---- Listing
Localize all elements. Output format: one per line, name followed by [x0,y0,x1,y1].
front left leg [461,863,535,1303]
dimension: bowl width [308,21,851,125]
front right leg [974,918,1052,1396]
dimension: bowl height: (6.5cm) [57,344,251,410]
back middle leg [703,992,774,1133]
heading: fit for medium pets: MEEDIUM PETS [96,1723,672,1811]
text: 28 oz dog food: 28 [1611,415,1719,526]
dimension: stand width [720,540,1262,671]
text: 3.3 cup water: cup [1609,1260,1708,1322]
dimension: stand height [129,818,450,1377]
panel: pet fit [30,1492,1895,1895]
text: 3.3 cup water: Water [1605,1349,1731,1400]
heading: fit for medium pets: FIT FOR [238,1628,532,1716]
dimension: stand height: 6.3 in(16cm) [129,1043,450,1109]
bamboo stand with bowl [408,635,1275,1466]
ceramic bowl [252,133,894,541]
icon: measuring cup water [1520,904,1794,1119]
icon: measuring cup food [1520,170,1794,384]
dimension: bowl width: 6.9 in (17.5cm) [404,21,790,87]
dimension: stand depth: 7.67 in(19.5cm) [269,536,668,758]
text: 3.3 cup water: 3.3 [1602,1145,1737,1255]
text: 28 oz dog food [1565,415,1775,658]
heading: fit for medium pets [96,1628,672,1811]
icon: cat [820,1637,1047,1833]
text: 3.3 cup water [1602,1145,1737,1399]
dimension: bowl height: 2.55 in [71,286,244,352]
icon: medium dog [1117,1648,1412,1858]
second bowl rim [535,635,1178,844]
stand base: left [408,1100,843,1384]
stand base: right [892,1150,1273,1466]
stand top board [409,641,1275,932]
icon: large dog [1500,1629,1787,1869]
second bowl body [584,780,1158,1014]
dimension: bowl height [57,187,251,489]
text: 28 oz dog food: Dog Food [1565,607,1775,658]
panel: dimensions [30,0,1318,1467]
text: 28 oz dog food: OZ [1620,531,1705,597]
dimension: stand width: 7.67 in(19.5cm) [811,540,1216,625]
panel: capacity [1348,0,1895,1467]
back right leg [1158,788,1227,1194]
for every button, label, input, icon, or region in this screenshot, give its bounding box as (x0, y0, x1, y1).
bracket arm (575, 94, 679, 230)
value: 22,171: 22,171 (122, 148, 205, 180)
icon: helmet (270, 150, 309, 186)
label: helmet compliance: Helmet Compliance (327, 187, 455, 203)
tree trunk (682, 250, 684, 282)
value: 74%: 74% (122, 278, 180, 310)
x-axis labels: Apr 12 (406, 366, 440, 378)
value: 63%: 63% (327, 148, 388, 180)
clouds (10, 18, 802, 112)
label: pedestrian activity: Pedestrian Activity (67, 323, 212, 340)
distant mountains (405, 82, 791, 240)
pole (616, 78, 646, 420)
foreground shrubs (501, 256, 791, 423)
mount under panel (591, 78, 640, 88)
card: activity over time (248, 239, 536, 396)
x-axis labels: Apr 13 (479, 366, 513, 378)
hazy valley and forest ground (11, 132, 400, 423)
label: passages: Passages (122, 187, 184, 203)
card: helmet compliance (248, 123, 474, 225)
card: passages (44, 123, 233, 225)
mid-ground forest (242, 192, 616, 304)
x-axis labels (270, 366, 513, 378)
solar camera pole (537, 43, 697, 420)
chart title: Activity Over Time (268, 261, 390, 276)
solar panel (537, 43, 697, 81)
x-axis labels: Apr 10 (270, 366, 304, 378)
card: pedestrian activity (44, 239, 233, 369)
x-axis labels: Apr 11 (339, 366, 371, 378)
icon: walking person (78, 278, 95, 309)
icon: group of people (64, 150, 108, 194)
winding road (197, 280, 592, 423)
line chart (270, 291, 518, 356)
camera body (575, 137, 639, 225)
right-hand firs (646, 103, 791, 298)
--------
Set out every line of the data above as a Markdown table with the columns "No." and "Entry", giving each line its row number and omitting blank lines.

### Task solution
| No. | Entry |
|---|---|
| 1 | Localize all elements. Output format: one per line, name followed by [x0,y0,x1,y1]. |
| 2 | front left leg [461,863,535,1303] |
| 3 | dimension: bowl width [308,21,851,125] |
| 4 | front right leg [974,918,1052,1396] |
| 5 | dimension: bowl height: (6.5cm) [57,344,251,410] |
| 6 | back middle leg [703,992,774,1133] |
| 7 | heading: fit for medium pets: MEEDIUM PETS [96,1723,672,1811] |
| 8 | text: 28 oz dog food: 28 [1611,415,1719,526] |
| 9 | dimension: stand width [720,540,1262,671] |
| 10 | text: 3.3 cup water: cup [1609,1260,1708,1322] |
| 11 | dimension: stand height [129,818,450,1377] |
| 12 | panel: pet fit [30,1492,1895,1895] |
| 13 | text: 3.3 cup water: Water [1605,1349,1731,1400] |
| 14 | heading: fit for medium pets: FIT FOR [238,1628,532,1716] |
| 15 | dimension: stand height: 6.3 in(16cm) [129,1043,450,1109] |
| 16 | bamboo stand with bowl [408,635,1275,1466] |
| 17 | ceramic bowl [252,133,894,541] |
| 18 | icon: measuring cup water [1520,904,1794,1119] |
| 19 | icon: measuring cup food [1520,170,1794,384] |
| 20 | dimension: bowl width: 6.9 in (17.5cm) [404,21,790,87] |
| 21 | dimension: stand depth: 7.67 in(19.5cm) [269,536,668,758] |
| 22 | text: 3.3 cup water: 3.3 [1602,1145,1737,1255] |
| 23 | text: 28 oz dog food [1565,415,1775,658] |
| 24 | heading: fit for medium pets [96,1628,672,1811] |
| 25 | icon: cat [820,1637,1047,1833] |
| 26 | text: 3.3 cup water [1602,1145,1737,1399] |
| 27 | dimension: bowl height: 2.55 in [71,286,244,352] |
| 28 | icon: medium dog [1117,1648,1412,1858] |
| 29 | second bowl rim [535,635,1178,844] |
| 30 | stand base: left [408,1100,843,1384] |
| 31 | stand base: right [892,1150,1273,1466] |
| 32 | stand top board [409,641,1275,932] |
| 33 | icon: large dog [1500,1629,1787,1869] |
| 34 | second bowl body [584,780,1158,1014] |
| 35 | dimension: bowl height [57,187,251,489] |
| 36 | text: 28 oz dog food: Dog Food [1565,607,1775,658] |
| 37 | panel: dimensions [30,0,1318,1467] |
| 38 | text: 28 oz dog food: OZ [1620,531,1705,597] |
| 39 | dimension: stand width: 7.67 in(19.5cm) [811,540,1216,625] |
| 40 | panel: capacity [1348,0,1895,1467] |
| 41 | back right leg [1158,788,1227,1194] |
| 42 | for every button, label, input, icon, or region in this screenshot, give its bounding box as (x0, y0, x1, y1). |
| 43 | bracket arm (575, 94, 679, 230) |
| 44 | value: 22,171: 22,171 (122, 148, 205, 180) |
| 45 | icon: helmet (270, 150, 309, 186) |
| 46 | label: helmet compliance: Helmet Compliance (327, 187, 455, 203) |
| 47 | tree trunk (682, 250, 684, 282) |
| 48 | value: 74%: 74% (122, 278, 180, 310) |
| 49 | x-axis labels: Apr 12 (406, 366, 440, 378) |
| 50 | value: 63%: 63% (327, 148, 388, 180) |
| 51 | clouds (10, 18, 802, 112) |
| 52 | label: pedestrian activity: Pedestrian Activity (67, 323, 212, 340) |
| 53 | distant mountains (405, 82, 791, 240) |
| 54 | pole (616, 78, 646, 420) |
| 55 | foreground shrubs (501, 256, 791, 423) |
| 56 | mount under panel (591, 78, 640, 88) |
| 57 | card: activity over time (248, 239, 536, 396) |
| 58 | x-axis labels: Apr 13 (479, 366, 513, 378) |
| 59 | hazy valley and forest ground (11, 132, 400, 423) |
| 60 | label: passages: Passages (122, 187, 184, 203) |
| 61 | card: helmet compliance (248, 123, 474, 225) |
| 62 | card: passages (44, 123, 233, 225) |
| 63 | mid-ground forest (242, 192, 616, 304) |
| 64 | x-axis labels (270, 366, 513, 378) |
| 65 | solar camera pole (537, 43, 697, 420) |
| 66 | chart title: Activity Over Time (268, 261, 390, 276) |
| 67 | solar panel (537, 43, 697, 81) |
| 68 | x-axis labels: Apr 10 (270, 366, 304, 378) |
| 69 | card: pedestrian activity (44, 239, 233, 369) |
| 70 | x-axis labels: Apr 11 (339, 366, 371, 378) |
| 71 | icon: walking person (78, 278, 95, 309) |
| 72 | icon: group of people (64, 150, 108, 194) |
| 73 | winding road (197, 280, 592, 423) |
| 74 | line chart (270, 291, 518, 356) |
| 75 | camera body (575, 137, 639, 225) |
| 76 | right-hand firs (646, 103, 791, 298) |